__THE TASK__:
Find every line in the records below that contains the word "己必知之", and copy each such line.

Rows from a dataset:
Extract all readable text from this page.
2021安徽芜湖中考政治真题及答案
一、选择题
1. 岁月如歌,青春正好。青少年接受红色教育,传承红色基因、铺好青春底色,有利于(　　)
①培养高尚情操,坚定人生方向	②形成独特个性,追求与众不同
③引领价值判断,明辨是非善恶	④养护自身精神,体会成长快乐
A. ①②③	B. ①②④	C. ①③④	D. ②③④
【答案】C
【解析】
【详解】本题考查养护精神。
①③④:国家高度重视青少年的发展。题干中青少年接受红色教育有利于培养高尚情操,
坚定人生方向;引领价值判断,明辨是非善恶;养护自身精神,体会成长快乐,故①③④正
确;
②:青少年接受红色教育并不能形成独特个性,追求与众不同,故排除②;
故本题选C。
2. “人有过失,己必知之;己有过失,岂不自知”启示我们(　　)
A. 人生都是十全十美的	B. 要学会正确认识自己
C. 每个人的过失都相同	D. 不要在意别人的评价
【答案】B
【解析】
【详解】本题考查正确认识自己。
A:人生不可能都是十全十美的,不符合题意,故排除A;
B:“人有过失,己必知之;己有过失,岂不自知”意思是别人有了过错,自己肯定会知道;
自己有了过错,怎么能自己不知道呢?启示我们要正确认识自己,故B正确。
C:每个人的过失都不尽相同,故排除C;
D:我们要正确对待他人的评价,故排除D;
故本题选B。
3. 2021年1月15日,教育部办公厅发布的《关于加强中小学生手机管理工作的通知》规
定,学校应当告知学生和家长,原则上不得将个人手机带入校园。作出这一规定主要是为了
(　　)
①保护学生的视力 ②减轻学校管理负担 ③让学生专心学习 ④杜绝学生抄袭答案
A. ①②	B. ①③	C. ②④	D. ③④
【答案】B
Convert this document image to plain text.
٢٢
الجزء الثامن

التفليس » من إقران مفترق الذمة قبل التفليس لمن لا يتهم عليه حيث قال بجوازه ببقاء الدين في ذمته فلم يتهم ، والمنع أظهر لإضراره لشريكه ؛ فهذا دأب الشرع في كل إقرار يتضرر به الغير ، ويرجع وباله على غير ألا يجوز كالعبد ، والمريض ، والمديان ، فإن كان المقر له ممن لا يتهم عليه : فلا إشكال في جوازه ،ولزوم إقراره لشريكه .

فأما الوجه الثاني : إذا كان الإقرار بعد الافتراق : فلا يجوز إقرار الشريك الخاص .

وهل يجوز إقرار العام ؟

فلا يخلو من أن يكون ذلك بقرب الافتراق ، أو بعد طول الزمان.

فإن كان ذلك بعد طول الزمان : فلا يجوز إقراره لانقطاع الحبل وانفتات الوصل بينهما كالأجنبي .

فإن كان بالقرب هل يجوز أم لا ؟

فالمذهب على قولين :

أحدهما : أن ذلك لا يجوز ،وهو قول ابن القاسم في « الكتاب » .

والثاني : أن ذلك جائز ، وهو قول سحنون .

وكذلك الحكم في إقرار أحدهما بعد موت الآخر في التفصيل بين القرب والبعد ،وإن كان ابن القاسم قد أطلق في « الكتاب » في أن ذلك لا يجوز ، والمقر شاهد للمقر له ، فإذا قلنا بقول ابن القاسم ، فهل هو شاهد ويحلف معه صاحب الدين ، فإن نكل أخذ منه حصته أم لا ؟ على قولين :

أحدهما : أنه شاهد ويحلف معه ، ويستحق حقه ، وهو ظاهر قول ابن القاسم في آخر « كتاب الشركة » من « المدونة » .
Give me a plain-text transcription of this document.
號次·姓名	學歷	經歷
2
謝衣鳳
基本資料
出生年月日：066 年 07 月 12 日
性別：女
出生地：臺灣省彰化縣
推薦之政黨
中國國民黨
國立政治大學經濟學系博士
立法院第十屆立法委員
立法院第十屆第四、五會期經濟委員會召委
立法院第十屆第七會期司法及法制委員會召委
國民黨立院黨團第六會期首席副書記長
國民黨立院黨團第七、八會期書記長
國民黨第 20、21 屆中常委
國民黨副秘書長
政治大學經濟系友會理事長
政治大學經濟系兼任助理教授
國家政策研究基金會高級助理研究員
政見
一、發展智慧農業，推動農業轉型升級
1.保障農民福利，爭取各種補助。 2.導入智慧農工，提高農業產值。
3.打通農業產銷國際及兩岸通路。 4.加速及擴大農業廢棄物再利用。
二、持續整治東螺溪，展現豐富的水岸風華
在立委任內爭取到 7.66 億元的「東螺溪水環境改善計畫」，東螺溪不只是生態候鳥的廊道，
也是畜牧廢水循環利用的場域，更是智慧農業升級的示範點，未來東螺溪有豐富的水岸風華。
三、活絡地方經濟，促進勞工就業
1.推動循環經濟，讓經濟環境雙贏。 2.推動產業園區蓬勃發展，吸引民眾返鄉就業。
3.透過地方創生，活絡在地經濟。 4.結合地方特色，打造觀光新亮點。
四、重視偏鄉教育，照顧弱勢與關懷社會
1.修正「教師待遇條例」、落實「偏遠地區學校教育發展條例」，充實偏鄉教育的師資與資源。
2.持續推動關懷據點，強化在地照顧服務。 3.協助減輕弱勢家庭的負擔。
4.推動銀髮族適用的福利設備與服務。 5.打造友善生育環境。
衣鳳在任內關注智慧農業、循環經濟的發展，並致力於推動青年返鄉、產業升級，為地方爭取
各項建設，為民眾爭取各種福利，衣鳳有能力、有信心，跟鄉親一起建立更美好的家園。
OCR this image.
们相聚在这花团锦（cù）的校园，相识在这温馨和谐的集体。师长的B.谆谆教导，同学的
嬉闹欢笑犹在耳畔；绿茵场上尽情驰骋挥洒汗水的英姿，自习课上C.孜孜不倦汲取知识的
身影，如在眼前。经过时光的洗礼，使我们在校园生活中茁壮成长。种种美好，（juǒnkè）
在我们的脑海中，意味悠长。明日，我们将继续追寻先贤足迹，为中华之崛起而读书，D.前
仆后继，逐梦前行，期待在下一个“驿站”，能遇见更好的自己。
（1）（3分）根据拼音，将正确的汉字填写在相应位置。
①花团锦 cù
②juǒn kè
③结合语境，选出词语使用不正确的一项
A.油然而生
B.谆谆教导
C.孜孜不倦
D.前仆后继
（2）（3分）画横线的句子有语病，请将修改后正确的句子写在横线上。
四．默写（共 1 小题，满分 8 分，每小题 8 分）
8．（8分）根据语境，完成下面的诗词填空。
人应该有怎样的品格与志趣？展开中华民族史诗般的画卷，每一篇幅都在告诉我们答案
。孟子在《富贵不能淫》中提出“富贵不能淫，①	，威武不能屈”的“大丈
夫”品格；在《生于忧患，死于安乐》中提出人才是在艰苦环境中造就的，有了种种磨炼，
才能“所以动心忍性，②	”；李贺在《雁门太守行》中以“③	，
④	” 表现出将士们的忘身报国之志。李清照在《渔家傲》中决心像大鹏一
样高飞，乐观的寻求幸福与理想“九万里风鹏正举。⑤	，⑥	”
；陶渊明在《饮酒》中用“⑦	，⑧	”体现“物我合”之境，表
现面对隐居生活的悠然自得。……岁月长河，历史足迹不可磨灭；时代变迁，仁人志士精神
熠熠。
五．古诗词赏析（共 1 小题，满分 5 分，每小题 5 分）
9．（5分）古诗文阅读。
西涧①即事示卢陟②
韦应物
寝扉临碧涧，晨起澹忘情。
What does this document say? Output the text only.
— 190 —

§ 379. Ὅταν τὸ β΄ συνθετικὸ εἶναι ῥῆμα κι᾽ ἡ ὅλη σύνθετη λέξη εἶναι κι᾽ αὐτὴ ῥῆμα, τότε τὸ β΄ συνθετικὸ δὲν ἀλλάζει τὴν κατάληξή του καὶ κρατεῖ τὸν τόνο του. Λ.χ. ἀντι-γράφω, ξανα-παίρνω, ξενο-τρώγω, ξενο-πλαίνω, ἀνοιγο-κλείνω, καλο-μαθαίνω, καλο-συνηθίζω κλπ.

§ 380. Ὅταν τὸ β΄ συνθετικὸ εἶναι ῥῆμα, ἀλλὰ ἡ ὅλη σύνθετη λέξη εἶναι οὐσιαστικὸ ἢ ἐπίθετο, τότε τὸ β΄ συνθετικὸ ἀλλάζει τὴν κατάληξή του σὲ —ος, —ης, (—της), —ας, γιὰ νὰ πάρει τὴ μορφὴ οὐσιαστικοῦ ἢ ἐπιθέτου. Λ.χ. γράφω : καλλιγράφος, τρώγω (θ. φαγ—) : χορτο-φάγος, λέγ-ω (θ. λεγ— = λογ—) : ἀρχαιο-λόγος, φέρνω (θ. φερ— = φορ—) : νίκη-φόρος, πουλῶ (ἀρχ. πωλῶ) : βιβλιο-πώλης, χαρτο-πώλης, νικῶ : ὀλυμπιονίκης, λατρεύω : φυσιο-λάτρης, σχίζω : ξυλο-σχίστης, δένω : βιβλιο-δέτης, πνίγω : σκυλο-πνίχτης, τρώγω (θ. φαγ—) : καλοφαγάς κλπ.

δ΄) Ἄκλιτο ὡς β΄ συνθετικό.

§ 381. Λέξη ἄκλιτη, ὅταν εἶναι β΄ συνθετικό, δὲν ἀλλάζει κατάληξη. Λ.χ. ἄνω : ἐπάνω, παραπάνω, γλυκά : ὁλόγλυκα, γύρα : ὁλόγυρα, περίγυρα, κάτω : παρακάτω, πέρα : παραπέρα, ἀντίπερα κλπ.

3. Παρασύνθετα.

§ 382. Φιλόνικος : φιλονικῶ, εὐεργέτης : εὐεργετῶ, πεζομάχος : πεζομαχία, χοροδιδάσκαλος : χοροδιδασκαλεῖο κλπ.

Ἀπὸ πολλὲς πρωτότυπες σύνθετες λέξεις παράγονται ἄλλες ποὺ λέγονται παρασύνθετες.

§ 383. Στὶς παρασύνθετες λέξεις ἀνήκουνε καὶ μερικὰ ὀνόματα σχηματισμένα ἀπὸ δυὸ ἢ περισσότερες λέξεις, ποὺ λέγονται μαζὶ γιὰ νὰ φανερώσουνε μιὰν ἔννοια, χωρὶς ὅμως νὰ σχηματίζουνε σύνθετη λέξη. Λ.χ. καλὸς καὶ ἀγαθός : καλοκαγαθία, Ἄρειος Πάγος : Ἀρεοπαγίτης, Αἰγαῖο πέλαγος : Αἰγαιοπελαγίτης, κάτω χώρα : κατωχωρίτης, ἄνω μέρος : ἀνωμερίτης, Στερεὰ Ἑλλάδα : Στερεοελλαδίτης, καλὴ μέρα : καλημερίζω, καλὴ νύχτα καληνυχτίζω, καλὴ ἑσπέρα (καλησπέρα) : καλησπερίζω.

__COMPLETED TASK__:
2. “人有过失,己必知之;己有过失,岂不自知”启示我们(　　)
B:“人有过失,己必知之;己有过失,岂不自知”意思是别人有了过错,自己肯定会知道;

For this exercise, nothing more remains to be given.